**Stated task**.
Lines holding the string "icon" are the ones to copy; find them all in the data.

━━━━━━━━

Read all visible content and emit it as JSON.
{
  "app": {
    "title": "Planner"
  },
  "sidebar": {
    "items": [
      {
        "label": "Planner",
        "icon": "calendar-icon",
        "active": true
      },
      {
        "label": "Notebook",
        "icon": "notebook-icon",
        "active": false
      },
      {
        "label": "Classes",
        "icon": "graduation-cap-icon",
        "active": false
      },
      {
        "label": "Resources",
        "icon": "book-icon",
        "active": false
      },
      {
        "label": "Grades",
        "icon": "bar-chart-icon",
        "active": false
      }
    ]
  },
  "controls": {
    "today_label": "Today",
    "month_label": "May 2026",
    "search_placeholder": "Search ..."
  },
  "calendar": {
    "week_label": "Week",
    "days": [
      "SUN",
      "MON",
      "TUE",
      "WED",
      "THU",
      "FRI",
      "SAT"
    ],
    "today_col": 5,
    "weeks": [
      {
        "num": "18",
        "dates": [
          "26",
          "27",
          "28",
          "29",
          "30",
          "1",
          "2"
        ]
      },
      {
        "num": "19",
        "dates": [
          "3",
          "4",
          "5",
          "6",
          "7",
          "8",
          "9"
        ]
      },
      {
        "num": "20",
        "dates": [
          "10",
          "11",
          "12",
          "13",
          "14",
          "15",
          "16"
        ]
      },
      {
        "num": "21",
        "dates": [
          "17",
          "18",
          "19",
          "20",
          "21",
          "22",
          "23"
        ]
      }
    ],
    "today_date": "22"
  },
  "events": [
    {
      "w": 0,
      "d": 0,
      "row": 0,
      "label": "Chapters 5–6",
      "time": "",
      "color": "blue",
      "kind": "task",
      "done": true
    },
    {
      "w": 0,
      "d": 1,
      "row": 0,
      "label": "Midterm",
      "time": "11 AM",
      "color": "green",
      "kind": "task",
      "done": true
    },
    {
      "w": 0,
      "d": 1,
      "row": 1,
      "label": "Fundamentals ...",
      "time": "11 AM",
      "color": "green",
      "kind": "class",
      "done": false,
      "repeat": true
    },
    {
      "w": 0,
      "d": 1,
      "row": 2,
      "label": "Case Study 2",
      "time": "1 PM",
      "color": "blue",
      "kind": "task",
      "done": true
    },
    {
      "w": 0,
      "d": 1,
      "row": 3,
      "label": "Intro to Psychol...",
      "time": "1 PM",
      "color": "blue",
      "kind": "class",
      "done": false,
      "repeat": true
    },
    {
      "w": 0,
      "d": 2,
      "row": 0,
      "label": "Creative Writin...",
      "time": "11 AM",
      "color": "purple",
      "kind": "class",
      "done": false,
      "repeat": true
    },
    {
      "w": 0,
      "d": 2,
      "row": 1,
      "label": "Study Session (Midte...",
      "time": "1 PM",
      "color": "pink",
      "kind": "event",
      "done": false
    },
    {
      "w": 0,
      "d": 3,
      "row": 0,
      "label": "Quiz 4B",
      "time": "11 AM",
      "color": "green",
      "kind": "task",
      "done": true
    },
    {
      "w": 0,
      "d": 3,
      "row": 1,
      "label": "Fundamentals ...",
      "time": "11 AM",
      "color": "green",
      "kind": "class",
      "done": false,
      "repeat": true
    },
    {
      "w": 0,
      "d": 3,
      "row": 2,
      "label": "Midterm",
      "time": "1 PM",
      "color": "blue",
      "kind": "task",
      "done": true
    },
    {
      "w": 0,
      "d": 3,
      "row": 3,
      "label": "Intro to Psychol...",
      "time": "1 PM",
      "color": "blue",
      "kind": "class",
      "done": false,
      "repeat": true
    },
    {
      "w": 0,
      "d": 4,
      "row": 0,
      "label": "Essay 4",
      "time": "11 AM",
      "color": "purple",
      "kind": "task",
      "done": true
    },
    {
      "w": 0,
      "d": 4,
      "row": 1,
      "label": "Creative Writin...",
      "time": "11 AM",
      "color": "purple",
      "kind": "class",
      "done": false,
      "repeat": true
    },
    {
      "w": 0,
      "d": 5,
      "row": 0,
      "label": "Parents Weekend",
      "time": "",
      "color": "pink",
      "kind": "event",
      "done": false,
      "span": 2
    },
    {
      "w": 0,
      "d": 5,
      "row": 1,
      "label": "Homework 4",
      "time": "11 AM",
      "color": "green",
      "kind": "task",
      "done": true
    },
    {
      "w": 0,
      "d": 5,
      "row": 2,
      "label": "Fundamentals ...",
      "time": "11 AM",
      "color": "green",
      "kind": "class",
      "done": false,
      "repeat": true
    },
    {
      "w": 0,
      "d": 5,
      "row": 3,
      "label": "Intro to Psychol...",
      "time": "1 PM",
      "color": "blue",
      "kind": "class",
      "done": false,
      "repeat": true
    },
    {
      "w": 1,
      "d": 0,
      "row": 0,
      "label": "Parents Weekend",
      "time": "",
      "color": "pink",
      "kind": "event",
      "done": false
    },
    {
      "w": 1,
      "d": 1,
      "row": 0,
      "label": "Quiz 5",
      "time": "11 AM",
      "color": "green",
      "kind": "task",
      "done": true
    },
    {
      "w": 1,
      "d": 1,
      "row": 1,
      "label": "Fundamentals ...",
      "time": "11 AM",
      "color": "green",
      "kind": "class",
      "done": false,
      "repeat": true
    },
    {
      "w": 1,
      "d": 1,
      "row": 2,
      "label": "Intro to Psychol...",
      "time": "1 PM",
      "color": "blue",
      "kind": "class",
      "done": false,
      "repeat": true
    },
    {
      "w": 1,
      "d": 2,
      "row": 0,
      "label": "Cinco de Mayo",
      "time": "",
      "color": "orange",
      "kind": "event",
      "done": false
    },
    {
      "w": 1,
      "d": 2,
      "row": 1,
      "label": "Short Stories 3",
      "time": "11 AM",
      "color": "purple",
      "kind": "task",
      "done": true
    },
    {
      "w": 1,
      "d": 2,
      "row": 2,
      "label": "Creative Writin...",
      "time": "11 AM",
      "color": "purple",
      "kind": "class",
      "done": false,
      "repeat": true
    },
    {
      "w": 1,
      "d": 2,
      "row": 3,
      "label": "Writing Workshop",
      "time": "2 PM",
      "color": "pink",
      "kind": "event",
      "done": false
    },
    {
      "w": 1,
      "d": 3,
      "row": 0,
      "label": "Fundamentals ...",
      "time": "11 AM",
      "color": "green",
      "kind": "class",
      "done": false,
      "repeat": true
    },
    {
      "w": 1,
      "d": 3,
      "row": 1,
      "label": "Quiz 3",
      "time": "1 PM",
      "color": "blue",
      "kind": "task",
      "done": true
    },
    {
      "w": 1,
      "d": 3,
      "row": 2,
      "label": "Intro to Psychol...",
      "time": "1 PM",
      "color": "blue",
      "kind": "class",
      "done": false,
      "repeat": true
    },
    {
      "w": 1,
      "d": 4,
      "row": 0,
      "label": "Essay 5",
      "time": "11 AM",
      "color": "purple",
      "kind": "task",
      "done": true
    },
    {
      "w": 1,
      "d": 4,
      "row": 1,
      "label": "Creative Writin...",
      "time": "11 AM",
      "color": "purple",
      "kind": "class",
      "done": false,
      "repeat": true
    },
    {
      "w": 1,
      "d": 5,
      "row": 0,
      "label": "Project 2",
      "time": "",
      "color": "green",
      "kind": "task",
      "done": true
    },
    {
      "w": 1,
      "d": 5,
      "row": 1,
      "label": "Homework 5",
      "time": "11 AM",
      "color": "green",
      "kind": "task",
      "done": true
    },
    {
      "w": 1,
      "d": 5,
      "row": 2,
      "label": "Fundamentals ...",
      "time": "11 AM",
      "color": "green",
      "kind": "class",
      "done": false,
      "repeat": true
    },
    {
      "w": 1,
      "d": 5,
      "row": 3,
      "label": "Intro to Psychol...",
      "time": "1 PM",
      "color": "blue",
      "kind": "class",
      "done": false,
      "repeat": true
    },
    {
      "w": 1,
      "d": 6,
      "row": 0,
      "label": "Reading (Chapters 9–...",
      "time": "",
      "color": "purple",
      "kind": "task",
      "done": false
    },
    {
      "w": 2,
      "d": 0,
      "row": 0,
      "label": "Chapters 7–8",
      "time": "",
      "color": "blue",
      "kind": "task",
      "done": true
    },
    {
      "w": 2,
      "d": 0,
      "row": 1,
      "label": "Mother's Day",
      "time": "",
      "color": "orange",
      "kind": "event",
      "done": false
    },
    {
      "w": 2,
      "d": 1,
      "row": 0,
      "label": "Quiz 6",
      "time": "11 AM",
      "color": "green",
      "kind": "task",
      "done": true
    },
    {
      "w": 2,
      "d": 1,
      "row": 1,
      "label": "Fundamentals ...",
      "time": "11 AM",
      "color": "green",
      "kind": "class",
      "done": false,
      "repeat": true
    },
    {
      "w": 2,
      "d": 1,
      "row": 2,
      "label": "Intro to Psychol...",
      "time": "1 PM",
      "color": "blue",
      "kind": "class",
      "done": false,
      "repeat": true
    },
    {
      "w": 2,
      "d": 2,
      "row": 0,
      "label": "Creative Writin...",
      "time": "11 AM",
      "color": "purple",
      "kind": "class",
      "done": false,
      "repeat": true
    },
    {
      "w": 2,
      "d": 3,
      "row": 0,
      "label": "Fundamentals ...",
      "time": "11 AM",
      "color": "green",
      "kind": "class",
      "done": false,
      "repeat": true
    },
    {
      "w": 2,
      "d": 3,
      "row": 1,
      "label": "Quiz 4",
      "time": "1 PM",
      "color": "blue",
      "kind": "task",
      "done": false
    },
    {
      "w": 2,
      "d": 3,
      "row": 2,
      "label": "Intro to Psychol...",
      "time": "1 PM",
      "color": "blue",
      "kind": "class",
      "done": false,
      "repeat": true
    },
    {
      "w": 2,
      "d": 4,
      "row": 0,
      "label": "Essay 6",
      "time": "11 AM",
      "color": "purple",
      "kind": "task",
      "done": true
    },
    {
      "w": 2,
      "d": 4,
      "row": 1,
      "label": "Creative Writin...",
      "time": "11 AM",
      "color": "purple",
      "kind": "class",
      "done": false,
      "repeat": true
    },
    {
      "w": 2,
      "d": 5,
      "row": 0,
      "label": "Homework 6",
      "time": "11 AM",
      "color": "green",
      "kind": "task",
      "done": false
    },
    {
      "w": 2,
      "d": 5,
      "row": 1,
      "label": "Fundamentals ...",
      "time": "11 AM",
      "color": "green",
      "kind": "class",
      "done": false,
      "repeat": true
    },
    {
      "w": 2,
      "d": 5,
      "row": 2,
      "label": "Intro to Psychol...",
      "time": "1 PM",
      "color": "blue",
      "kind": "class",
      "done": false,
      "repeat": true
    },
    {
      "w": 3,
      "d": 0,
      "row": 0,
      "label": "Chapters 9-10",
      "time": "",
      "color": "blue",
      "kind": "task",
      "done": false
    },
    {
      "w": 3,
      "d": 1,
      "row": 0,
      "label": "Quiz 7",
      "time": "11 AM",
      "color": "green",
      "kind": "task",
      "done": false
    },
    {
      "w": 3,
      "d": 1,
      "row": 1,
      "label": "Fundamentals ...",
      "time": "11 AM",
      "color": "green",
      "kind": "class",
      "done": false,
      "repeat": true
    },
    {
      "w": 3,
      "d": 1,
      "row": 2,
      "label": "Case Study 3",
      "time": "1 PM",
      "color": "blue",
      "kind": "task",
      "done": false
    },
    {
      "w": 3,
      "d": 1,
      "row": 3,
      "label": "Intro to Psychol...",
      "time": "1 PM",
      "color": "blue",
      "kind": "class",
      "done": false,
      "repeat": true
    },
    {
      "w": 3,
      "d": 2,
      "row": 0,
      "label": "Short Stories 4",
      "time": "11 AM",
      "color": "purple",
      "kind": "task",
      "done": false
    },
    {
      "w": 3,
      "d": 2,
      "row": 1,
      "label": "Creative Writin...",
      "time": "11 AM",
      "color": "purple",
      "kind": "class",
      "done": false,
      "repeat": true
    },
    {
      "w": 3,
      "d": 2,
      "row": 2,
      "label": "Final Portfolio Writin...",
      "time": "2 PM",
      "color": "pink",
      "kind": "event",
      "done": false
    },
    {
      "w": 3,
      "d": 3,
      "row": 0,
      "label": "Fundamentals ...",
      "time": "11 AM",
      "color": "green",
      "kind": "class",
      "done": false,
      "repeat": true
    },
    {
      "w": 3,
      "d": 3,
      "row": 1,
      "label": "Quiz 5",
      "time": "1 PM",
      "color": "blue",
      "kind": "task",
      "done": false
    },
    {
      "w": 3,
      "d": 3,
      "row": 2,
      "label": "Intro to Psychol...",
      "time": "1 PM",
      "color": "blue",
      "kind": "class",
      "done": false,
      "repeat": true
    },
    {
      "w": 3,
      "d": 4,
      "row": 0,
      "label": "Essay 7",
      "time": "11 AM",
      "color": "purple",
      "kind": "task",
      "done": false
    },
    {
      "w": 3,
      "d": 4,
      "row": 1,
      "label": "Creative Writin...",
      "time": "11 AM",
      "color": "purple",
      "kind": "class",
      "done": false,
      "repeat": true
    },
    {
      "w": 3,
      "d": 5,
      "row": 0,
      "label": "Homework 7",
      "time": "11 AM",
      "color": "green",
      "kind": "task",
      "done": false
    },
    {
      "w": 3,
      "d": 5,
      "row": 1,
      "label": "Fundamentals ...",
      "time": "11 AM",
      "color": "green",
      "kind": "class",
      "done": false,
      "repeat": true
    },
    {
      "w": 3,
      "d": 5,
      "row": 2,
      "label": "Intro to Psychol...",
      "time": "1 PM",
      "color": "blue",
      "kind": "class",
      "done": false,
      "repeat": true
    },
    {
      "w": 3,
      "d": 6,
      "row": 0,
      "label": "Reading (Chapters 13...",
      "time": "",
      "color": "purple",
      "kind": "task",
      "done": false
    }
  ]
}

━━━━━━━━

**Full answer**.
        "icon": "calendar-icon",
        "icon": "notebook-icon",
        "icon": "graduation-cap-icon",
        "icon": "book-icon",
        "icon": "bar-chart-icon",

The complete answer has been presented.